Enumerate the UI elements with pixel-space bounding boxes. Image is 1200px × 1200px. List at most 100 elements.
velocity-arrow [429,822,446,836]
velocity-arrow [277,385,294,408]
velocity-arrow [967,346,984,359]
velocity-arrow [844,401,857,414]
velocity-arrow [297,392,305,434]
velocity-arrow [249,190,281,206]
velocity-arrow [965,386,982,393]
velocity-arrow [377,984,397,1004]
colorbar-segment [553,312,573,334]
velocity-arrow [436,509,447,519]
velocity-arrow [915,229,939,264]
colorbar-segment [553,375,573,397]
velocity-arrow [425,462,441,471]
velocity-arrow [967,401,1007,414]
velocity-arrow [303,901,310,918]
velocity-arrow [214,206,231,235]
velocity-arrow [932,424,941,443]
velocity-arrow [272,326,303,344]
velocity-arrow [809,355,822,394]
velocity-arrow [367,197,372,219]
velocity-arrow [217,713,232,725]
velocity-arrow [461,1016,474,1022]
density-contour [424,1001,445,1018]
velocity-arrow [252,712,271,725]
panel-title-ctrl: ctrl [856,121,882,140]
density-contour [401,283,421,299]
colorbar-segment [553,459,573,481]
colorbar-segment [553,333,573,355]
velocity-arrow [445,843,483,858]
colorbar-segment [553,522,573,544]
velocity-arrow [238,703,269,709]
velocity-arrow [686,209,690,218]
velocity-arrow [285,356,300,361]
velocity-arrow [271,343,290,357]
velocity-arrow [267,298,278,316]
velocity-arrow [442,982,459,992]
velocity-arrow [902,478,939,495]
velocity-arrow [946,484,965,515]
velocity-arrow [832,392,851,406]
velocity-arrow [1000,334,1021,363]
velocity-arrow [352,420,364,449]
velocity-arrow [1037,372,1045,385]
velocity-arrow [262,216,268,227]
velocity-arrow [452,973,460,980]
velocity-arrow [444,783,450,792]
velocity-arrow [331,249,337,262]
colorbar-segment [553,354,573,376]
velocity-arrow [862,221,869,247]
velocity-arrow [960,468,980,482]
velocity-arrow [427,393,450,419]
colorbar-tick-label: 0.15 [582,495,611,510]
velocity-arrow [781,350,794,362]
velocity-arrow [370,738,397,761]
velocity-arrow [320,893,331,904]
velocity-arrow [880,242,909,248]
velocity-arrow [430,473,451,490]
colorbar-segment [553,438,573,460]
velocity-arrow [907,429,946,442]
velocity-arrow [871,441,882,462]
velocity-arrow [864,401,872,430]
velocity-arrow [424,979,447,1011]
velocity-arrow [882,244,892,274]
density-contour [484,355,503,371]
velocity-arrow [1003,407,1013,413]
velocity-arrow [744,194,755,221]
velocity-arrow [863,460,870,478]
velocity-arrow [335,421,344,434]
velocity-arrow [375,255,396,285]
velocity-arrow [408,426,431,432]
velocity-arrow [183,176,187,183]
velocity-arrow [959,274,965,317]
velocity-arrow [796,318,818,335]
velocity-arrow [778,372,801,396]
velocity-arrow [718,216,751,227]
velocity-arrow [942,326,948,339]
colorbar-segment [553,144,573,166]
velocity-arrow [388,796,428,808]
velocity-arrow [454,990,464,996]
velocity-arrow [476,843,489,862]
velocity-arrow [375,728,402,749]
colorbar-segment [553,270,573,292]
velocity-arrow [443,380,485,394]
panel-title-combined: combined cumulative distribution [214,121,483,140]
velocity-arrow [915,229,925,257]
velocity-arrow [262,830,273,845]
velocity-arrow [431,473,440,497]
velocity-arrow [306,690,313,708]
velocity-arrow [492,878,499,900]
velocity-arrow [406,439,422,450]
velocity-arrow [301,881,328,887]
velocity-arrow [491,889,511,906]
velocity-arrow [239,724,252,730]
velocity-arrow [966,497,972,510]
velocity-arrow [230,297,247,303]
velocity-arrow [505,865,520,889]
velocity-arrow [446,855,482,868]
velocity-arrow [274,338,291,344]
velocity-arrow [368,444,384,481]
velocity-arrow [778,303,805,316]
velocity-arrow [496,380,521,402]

+ + + + + + +

## Short exercise
Could you recast the records, from the first line through the line containing "colorbar-segment [553,522,573,544]", as a JSON list of strings with one string per line and no blank lines?

## The result
[
  "Enumerate the UI elements with pixel-space bounding boxes. Image is 1200px × 1200px. List at most 100 elements.",
  "velocity-arrow [429,822,446,836]",
  "velocity-arrow [277,385,294,408]",
  "velocity-arrow [967,346,984,359]",
  "velocity-arrow [844,401,857,414]",
  "velocity-arrow [297,392,305,434]",
  "velocity-arrow [249,190,281,206]",
  "velocity-arrow [965,386,982,393]",
  "velocity-arrow [377,984,397,1004]",
  "colorbar-segment [553,312,573,334]",
  "velocity-arrow [436,509,447,519]",
  "velocity-arrow [915,229,939,264]",
  "colorbar-segment [553,375,573,397]",
  "velocity-arrow [425,462,441,471]",
  "velocity-arrow [967,401,1007,414]",
  "velocity-arrow [303,901,310,918]",
  "velocity-arrow [214,206,231,235]",
  "velocity-arrow [932,424,941,443]",
  "velocity-arrow [272,326,303,344]",
  "velocity-arrow [809,355,822,394]",
  "velocity-arrow [367,197,372,219]",
  "velocity-arrow [217,713,232,725]",
  "velocity-arrow [461,1016,474,1022]",
  "density-contour [424,1001,445,1018]",
  "velocity-arrow [252,712,271,725]",
  "panel-title-ctrl: ctrl [856,121,882,140]",
  "density-contour [401,283,421,299]",
  "colorbar-segment [553,459,573,481]",
  "colorbar-segment [553,333,573,355]",
  "velocity-arrow [445,843,483,858]",
  "colorbar-segment [553,522,573,544]"
]